Write the material out again, line by line, exactly as it is.

Data records:
####
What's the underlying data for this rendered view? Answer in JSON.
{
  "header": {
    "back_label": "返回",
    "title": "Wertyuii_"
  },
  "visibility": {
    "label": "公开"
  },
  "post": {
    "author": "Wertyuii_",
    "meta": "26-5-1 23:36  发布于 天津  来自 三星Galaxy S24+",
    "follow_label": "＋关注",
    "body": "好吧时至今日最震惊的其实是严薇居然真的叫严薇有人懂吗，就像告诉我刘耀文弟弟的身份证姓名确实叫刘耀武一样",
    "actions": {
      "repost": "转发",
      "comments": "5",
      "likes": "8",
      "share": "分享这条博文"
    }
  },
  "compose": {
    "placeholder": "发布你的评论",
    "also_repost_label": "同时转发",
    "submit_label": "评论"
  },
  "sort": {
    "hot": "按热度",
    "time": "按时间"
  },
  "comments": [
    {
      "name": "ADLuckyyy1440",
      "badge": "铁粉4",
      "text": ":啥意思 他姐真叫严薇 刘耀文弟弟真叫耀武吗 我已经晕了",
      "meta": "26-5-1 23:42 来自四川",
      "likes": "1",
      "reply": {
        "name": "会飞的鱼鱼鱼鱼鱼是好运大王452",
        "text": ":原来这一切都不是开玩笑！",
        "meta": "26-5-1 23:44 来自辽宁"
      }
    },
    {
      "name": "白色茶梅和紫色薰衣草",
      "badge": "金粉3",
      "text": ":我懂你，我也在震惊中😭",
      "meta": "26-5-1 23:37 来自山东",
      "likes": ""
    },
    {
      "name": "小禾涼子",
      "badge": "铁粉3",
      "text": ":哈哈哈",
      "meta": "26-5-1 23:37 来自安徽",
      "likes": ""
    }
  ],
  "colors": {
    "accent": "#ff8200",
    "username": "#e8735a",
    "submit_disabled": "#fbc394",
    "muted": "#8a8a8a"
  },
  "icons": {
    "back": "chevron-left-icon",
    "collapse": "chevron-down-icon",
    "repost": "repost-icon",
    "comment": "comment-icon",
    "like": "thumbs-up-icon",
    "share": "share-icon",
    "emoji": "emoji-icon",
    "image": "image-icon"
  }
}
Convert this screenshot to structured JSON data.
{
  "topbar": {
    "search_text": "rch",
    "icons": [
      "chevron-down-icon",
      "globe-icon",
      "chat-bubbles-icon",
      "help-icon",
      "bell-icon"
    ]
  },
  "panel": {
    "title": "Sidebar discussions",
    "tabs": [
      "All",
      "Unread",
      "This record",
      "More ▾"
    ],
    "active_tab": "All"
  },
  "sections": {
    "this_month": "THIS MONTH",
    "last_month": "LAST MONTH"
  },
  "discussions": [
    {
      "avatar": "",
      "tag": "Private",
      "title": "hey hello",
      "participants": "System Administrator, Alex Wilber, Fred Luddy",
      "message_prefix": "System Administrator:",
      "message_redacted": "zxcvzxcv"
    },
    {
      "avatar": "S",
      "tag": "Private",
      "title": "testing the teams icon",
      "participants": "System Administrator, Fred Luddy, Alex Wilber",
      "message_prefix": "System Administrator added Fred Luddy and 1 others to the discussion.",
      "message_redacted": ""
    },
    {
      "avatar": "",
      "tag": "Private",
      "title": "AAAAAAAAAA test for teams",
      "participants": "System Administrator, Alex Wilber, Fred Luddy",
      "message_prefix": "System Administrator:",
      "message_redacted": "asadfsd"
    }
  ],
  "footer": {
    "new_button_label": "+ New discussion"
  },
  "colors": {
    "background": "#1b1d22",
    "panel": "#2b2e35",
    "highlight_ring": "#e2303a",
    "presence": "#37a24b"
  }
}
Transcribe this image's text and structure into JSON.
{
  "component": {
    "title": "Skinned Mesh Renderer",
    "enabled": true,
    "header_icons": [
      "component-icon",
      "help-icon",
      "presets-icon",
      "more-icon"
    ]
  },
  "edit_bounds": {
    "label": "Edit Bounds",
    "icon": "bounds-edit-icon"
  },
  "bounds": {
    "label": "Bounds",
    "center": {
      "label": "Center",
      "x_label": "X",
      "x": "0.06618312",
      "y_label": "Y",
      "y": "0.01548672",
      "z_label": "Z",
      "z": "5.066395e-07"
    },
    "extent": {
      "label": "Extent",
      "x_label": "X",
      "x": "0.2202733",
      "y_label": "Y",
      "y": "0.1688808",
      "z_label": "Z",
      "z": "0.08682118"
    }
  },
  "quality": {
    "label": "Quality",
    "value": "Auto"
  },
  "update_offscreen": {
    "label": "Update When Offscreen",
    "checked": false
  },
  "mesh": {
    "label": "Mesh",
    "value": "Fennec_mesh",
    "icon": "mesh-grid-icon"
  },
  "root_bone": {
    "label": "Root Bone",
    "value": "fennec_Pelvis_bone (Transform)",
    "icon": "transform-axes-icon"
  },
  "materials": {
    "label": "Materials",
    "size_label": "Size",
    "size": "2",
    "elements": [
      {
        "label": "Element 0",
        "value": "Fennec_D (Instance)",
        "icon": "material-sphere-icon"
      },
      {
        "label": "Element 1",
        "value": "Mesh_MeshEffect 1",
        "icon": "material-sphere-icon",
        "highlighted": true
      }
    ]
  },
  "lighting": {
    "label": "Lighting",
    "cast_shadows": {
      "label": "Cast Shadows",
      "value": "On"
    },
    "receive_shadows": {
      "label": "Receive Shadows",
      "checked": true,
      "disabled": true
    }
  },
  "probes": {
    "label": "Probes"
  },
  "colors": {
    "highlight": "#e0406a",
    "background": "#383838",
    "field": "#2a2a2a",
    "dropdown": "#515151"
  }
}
####
SOLVED PROBLEM:
What's the underlying data for this rendered view? Answer in JSON.
{
  "header": {
    "back_label": "返回",
    "title": "Wertyuii_"
  },
  "visibility": {
    "label": "公开"
  },
  "post": {
    "author": "Wertyuii_",
    "meta": "26-5-1 23:36  发布于 天津  来自 三星Galaxy S24+",
    "follow_label": "＋关注",
    "body": "好吧时至今日最震惊的其实是严薇居然真的叫严薇有人懂吗，就像告诉我刘耀文弟弟的身份证姓名确实叫刘耀武一样",
    "actions": {
      "repost": "转发",
      "comments": "5",
      "likes": "8",
      "share": "分享这条博文"
    }
  },
  "compose": {
    "placeholder": "发布你的评论",
    "also_repost_label": "同时转发",
    "submit_label": "评论"
  },
  "sort": {
    "hot": "按热度",
    "time": "按时间"
  },
  "comments": [
    {
      "name": "ADLuckyyy1440",
      "badge": "铁粉4",
      "text": ":啥意思 他姐真叫严薇 刘耀文弟弟真叫耀武吗 我已经晕了",
      "meta": "26-5-1 23:42 来自四川",
      "likes": "1",
      "reply": {
        "name": "会飞的鱼鱼鱼鱼鱼是好运大王452",
        "text": ":原来这一切都不是开玩笑！",
        "meta": "26-5-1 23:44 来自辽宁"
      }
    },
    {
      "name": "白色茶梅和紫色薰衣草",
      "badge": "金粉3",
      "text": ":我懂你，我也在震惊中😭",
      "meta": "26-5-1 23:37 来自山东",
      "likes": ""
    },
    {
      "name": "小禾涼子",
      "badge": "铁粉3",
      "text": ":哈哈哈",
      "meta": "26-5-1 23:37 来自安徽",
      "likes": ""
    }
  ],
  "colors": {
    "accent": "#ff8200",
    "username": "#e8735a",
    "submit_disabled": "#fbc394",
    "muted": "#8a8a8a"
  },
  "icons": {
    "back": "chevron-left-icon",
    "collapse": "chevron-down-icon",
    "repost": "repost-icon",
    "comment": "comment-icon",
    "like": "thumbs-up-icon",
    "share": "share-icon",
    "emoji": "emoji-icon",
    "image": "image-icon"
  }
}
Convert this screenshot to structured JSON data.
{
  "topbar": {
    "search_text": "rch",
    "icons": [
      "chevron-down-icon",
      "globe-icon",
      "chat-bubbles-icon",
      "help-icon",
      "bell-icon"
    ]
  },
  "panel": {
    "title": "Sidebar discussions",
    "tabs": [
      "All",
      "Unread",
      "This record",
      "More ▾"
    ],
    "active_tab": "All"
  },
  "sections": {
    "this_month": "THIS MONTH",
    "last_month": "LAST MONTH"
  },
  "discussions": [
    {
      "avatar": "",
      "tag": "Private",
      "title": "hey hello",
      "participants": "System Administrator, Alex Wilber, Fred Luddy",
      "message_prefix": "System Administrator:",
      "message_redacted": "zxcvzxcv"
    },
    {
      "avatar": "S",
      "tag": "Private",
      "title": "testing the teams icon",
      "participants": "System Administrator, Fred Luddy, Alex Wilber",
      "message_prefix": "System Administrator added Fred Luddy and 1 others to the discussion.",
      "message_redacted": ""
    },
    {
      "avatar": "",
      "tag": "Private",
      "title": "AAAAAAAAAA test for teams",
      "participants": "System Administrator, Alex Wilber, Fred Luddy",
      "message_prefix": "System Administrator:",
      "message_redacted": "asadfsd"
    }
  ],
  "footer": {
    "new_button_label": "+ New discussion"
  },
  "colors": {
    "background": "#1b1d22",
    "panel": "#2b2e35",
    "highlight_ring": "#e2303a",
    "presence": "#37a24b"
  }
}
Transcribe this image's text and structure into JSON.
{
  "component": {
    "title": "Skinned Mesh Renderer",
    "enabled": true,
    "header_icons": [
      "component-icon",
      "help-icon",
      "presets-icon",
      "more-icon"
    ]
  },
  "edit_bounds": {
    "label": "Edit Bounds",
    "icon": "bounds-edit-icon"
  },
  "bounds": {
    "label": "Bounds",
    "center": {
      "label": "Center",
      "x_label": "X",
      "x": "0.06618312",
      "y_label": "Y",
      "y": "0.01548672",
      "z_label": "Z",
      "z": "5.066395e-07"
    },
    "extent": {
      "label": "Extent",
      "x_label": "X",
      "x": "0.2202733",
      "y_label": "Y",
      "y": "0.1688808",
      "z_label": "Z",
      "z": "0.08682118"
    }
  },
  "quality": {
    "label": "Quality",
    "value": "Auto"
  },
  "update_offscreen": {
    "label": "Update When Offscreen",
    "checked": false
  },
  "mesh": {
    "label": "Mesh",
    "value": "Fennec_mesh",
    "icon": "mesh-grid-icon"
  },
  "root_bone": {
    "label": "Root Bone",
    "value": "fennec_Pelvis_bone (Transform)",
    "icon": "transform-axes-icon"
  },
  "materials": {
    "label": "Materials",
    "size_label": "Size",
    "size": "2",
    "elements": [
      {
        "label": "Element 0",
        "value": "Fennec_D (Instance)",
        "icon": "material-sphere-icon"
      },
      {
        "label": "Element 1",
        "value": "Mesh_MeshEffect 1",
        "icon": "material-sphere-icon",
        "highlighted": true
      }
    ]
  },
  "lighting": {
    "label": "Lighting",
    "cast_shadows": {
      "label": "Cast Shadows",
      "value": "On"
    },
    "receive_shadows": {
      "label": "Receive Shadows",
      "checked": true,
      "disabled": true
    }
  },
  "probes": {
    "label": "Probes"
  },
  "colors": {
    "highlight": "#e0406a",
    "background": "#383838",
    "field": "#2a2a2a",
    "dropdown": "#515151"
  }
}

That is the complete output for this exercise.